**Goal:** Look for the string "with" in the lines and copy each line that has it.

**Extracted information:**
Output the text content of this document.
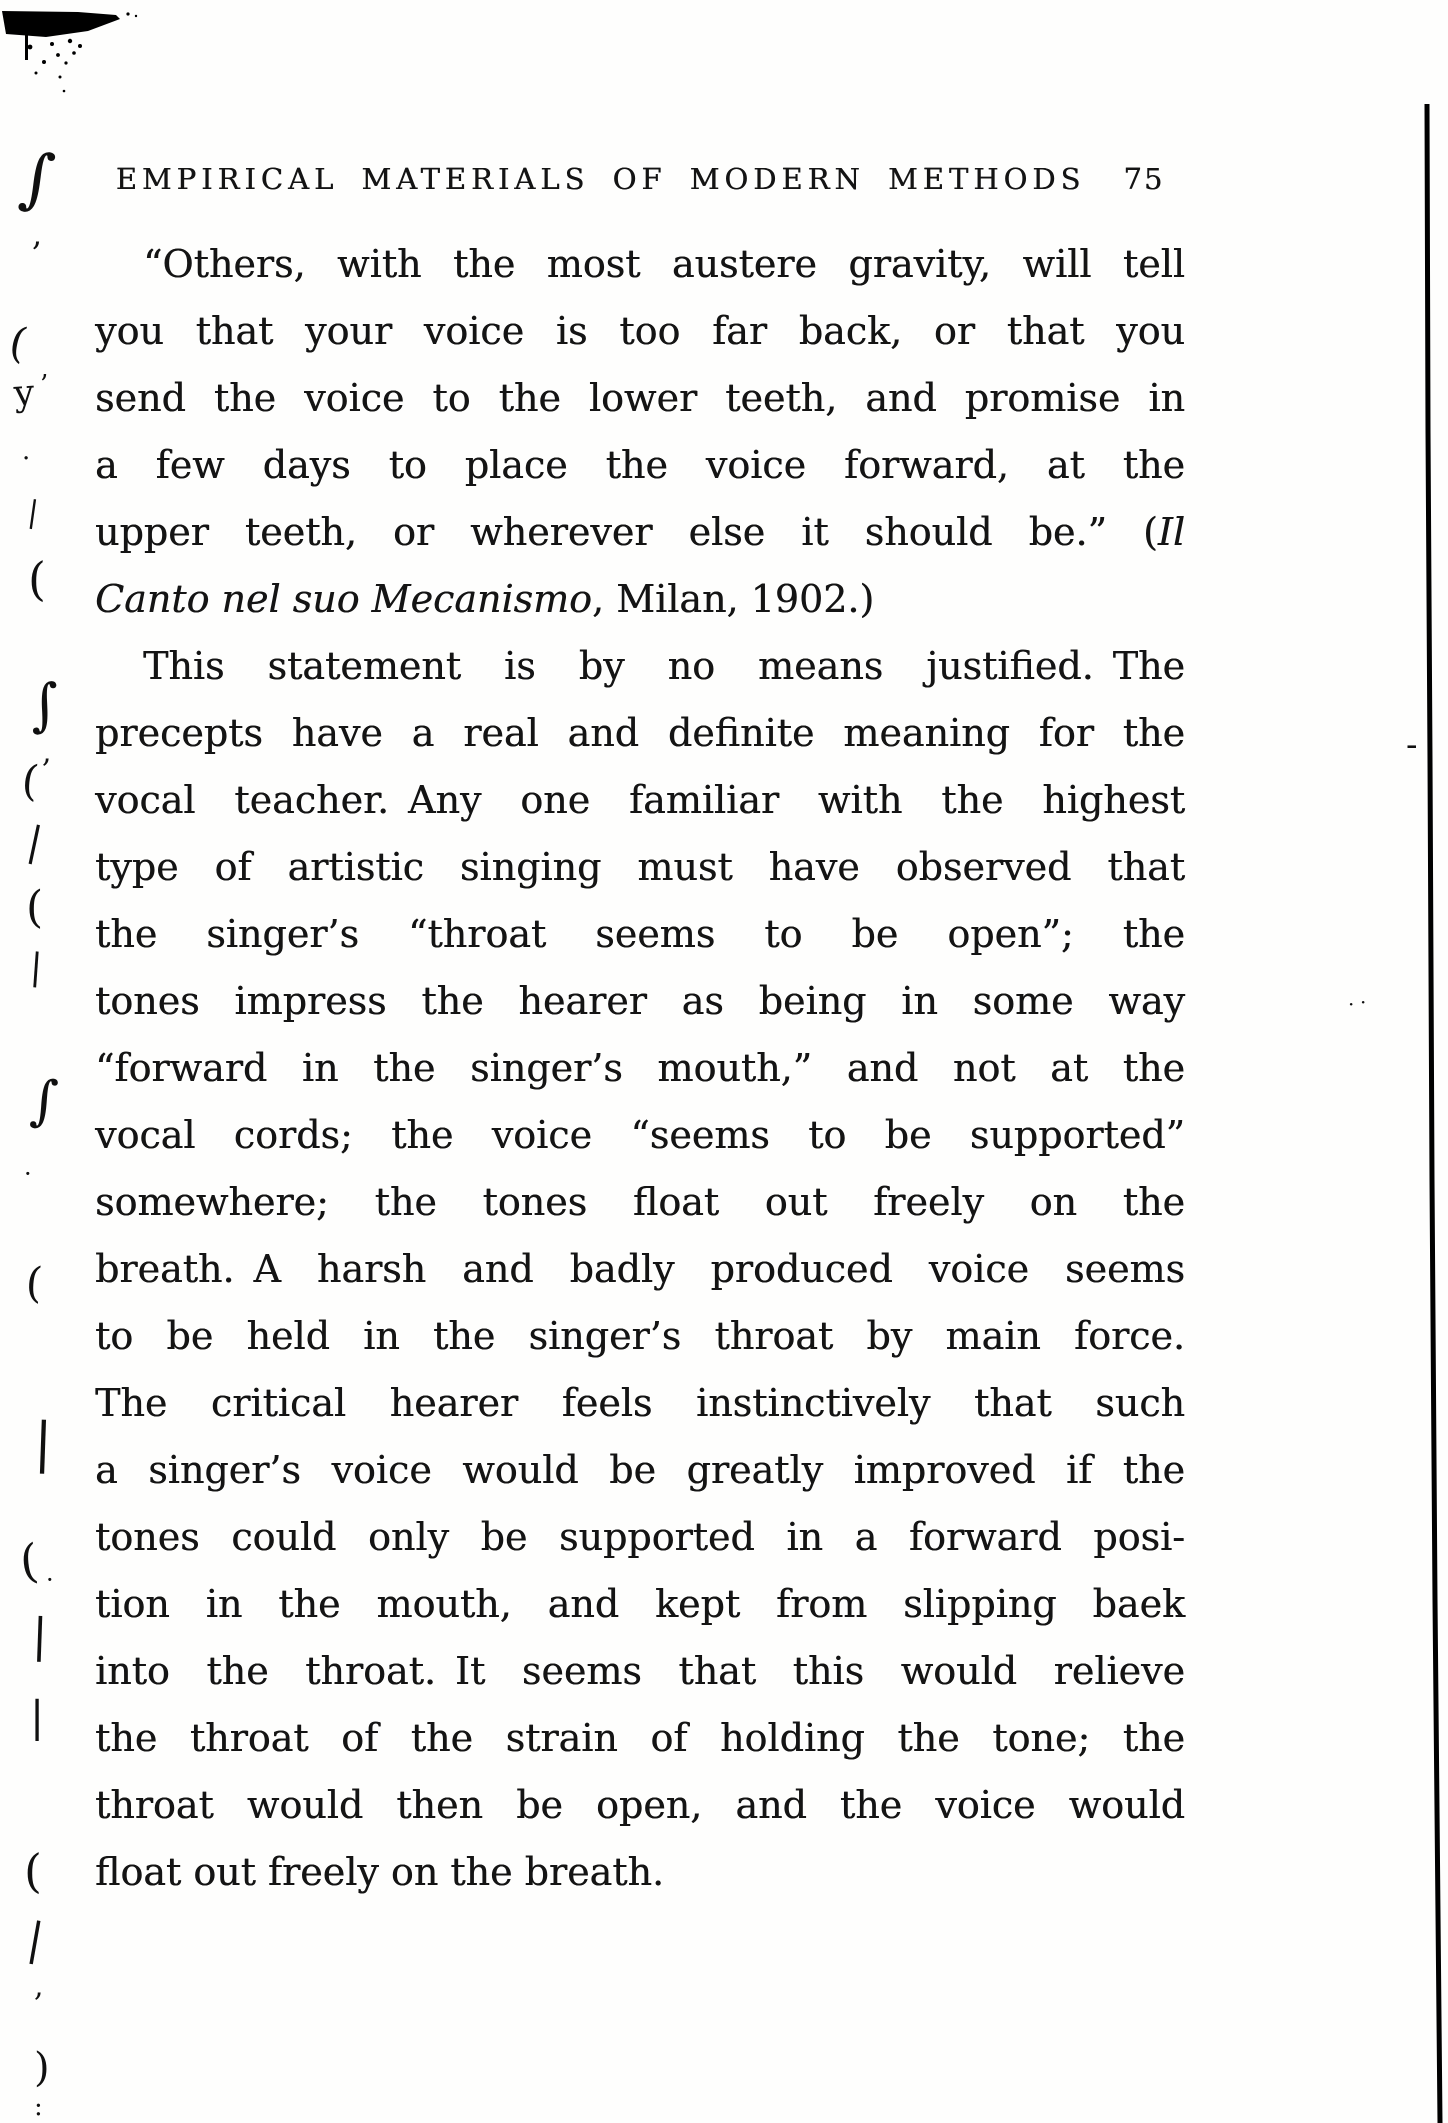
EMPIRICAL MATERIALS OF MODERN METHODS 75
“Others, with the most austere gravity, will tell
you that your voice is too far back, or that you
send the voice to the lower teeth, and promise in
a few days to place the voice forward, at the
upper teeth, or wherever else it should be.” (Il
Canto nel suo Mecanismo, Milan, 1902.)
This statement is by no means justified. The
precepts have a real and definite meaning for the
vocal teacher. Any one familiar with the highest
type of artistic singing must have observed that
the singer’s “throat seems to be open”; the
tones impress the hearer as being in some way
“forward in the singer’s mouth,” and not at the
vocal cords; the voice “seems to be supported”
somewhere; the tones float out freely on the
breath. A harsh and badly produced voice seems
to be held in the singer’s throat by main force.
The critical hearer feels instinctively that such
a singer’s voice would be greatly improved if the
tones could only be supported in a forward posi-
tion in the mouth, and kept from slipping baеk
into the throat. It seems that this would relieve
the throat of the strain of holding the tone; the
throat would then be open, and the voice would
float out freely on the breath.
∫
,
(
y ’
·
|
(
∫
,
(
|
(
|
∫
·
(
|
( ·
|
|
(
|
,
)
:
-
· ·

**Response to this task:**
“Others, with the most austere gravity, will tell
vocal teacher. Any one familiar with the highest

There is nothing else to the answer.